» TASK BRIEF
Find every line in the records that holds the string "available". Copy each one.

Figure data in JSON

▼

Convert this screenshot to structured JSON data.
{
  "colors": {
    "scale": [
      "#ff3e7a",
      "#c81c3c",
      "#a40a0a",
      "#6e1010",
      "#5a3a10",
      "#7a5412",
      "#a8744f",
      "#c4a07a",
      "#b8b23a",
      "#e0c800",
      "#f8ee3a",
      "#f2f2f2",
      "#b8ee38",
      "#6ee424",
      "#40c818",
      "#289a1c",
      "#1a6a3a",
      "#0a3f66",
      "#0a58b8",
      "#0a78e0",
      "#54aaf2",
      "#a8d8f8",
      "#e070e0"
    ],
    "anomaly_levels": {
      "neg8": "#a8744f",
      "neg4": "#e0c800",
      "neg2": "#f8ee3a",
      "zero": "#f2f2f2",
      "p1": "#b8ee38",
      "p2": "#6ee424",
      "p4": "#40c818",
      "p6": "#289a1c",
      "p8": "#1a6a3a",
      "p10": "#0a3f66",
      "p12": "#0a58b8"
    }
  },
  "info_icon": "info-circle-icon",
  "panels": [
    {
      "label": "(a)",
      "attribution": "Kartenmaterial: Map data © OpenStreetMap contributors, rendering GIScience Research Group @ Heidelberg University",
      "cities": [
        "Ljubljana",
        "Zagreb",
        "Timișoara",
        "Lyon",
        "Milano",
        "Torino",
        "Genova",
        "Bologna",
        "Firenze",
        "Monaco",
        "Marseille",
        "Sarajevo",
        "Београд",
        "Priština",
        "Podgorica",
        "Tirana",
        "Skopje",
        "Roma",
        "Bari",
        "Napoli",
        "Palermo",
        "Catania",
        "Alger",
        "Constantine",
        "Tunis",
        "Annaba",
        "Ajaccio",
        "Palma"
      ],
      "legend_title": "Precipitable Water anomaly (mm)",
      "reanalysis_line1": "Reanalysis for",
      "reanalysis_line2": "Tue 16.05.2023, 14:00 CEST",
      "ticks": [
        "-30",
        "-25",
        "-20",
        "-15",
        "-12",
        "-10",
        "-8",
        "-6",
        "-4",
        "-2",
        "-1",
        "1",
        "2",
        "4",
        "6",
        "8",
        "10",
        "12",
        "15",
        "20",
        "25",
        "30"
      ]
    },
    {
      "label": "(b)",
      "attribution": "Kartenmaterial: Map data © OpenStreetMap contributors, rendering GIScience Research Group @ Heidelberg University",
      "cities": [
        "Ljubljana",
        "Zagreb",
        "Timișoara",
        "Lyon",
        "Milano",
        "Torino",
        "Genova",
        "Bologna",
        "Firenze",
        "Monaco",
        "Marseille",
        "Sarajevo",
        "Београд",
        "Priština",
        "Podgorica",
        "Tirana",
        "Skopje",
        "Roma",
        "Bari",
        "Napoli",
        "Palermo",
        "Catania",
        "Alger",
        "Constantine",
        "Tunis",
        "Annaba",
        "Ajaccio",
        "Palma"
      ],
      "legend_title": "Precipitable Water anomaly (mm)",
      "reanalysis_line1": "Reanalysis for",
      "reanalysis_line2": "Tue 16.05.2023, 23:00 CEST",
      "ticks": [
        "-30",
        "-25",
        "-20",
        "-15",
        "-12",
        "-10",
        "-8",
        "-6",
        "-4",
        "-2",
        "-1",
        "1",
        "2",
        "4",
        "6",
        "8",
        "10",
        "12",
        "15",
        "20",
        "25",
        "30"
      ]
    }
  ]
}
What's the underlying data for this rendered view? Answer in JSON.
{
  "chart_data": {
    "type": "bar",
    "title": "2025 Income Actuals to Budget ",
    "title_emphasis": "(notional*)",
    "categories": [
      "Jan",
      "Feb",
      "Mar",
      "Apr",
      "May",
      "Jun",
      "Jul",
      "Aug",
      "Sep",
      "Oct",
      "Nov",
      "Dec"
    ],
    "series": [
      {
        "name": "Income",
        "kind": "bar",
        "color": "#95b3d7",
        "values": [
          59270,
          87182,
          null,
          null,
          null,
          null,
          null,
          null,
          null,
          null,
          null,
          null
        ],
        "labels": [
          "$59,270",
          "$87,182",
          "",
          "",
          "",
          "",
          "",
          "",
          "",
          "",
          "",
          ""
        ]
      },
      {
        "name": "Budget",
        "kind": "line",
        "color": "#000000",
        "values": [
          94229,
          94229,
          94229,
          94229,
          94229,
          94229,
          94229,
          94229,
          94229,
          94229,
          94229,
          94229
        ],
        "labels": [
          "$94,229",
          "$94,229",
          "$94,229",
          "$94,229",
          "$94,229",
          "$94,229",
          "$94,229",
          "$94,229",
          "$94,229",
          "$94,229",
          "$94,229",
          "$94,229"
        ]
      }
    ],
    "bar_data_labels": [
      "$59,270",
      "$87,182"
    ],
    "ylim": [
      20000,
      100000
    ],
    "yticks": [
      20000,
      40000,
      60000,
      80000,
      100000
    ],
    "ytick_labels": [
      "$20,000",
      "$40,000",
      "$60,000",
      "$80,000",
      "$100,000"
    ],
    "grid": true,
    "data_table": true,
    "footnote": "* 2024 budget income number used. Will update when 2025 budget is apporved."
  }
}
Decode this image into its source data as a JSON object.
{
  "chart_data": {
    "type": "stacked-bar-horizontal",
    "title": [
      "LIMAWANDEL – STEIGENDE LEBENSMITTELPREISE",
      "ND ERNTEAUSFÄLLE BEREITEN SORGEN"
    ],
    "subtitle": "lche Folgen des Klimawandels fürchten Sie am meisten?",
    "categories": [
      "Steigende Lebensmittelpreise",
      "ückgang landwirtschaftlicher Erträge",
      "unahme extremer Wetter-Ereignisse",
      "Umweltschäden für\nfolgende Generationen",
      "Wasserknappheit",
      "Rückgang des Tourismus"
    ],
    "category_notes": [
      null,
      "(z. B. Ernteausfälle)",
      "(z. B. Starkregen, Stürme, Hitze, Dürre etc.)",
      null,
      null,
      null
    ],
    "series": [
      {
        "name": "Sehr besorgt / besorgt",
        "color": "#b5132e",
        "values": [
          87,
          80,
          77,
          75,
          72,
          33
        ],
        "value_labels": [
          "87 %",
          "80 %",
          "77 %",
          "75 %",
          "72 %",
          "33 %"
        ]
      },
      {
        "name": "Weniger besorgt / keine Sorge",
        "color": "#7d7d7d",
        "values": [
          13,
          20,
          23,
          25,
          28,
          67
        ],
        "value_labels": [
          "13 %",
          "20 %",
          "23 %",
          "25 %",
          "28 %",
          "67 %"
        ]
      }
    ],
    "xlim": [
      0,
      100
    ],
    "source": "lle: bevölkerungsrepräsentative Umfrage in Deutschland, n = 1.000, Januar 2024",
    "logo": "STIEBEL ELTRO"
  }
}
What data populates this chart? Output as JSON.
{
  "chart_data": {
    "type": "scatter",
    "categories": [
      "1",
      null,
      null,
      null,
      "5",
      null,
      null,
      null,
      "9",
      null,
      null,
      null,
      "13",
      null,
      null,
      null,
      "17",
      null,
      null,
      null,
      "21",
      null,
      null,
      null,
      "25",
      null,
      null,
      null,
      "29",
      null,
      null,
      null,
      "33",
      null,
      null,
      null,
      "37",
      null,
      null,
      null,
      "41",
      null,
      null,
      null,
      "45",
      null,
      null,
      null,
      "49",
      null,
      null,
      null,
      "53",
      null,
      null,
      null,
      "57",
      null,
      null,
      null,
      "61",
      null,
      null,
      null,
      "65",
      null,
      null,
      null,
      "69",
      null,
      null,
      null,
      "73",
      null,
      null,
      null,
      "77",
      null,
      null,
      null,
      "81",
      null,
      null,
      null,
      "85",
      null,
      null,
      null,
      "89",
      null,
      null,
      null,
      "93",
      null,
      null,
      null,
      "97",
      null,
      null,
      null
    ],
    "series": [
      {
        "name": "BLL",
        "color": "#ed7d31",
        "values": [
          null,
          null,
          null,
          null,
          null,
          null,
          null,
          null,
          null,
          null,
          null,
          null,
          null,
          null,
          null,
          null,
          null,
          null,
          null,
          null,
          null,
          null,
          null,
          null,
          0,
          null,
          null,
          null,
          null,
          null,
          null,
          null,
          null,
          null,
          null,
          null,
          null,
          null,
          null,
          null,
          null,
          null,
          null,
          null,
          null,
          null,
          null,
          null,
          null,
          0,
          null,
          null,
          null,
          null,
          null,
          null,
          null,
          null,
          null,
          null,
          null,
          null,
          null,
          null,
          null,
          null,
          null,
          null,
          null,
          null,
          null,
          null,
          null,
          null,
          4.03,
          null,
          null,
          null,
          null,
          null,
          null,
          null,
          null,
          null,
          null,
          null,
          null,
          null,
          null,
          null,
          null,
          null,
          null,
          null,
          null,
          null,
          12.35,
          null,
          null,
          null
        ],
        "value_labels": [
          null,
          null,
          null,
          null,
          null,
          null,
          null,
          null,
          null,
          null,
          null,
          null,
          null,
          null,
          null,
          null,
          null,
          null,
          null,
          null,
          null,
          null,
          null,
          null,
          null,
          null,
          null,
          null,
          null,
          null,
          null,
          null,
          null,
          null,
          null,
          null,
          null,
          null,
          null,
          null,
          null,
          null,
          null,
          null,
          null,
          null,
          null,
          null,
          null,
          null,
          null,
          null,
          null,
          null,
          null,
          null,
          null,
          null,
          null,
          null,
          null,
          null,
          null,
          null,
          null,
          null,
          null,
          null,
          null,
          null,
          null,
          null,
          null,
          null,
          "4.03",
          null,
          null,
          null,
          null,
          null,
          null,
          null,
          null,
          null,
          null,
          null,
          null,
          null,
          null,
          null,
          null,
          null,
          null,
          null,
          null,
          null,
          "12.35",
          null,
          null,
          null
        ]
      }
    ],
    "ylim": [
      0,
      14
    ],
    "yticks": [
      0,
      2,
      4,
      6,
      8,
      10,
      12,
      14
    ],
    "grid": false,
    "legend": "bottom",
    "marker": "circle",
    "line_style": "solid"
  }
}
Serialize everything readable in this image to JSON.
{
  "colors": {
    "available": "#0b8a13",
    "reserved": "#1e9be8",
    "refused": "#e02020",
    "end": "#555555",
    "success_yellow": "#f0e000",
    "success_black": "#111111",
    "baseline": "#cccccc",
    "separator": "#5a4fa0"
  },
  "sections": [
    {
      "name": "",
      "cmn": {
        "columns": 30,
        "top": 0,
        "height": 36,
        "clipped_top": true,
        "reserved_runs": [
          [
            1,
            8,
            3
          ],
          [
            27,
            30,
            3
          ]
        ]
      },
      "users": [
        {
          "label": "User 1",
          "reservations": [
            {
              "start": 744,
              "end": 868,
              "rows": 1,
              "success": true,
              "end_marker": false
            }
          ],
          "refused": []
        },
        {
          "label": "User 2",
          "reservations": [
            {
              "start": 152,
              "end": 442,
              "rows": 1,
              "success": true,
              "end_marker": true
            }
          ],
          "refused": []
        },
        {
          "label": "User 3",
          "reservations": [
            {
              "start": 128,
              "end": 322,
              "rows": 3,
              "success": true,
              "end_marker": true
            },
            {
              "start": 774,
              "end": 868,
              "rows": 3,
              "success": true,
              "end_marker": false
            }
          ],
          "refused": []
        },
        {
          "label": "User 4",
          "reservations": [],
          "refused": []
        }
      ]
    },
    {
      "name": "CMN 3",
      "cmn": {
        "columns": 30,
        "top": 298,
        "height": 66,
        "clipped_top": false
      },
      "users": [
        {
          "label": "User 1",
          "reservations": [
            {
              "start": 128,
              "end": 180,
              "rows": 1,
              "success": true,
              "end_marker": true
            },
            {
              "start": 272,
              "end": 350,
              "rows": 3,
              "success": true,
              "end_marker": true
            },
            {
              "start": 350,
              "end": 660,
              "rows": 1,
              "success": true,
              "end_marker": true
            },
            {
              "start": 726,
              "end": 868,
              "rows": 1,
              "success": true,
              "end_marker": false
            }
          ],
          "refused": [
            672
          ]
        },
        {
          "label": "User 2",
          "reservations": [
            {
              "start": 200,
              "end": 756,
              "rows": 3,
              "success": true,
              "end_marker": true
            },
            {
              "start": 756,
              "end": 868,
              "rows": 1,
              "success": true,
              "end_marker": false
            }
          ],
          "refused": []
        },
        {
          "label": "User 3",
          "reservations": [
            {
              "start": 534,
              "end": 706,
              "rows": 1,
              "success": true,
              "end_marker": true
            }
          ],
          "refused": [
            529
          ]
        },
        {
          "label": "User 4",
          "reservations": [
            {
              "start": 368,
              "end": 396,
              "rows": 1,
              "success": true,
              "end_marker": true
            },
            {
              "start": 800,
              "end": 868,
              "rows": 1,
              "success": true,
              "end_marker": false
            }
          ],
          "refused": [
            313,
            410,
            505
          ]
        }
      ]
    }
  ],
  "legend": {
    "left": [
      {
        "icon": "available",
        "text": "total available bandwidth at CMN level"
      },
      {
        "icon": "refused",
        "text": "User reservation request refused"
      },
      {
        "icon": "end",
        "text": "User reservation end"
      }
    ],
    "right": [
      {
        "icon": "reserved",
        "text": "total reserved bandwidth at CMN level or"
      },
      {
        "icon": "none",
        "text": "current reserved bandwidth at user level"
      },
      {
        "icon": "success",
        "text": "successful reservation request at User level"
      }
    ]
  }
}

▲

» RESULT FOR THIS TASK
    "available": "#0b8a13",
        "icon": "available",
        "text": "total available bandwidth at CMN level"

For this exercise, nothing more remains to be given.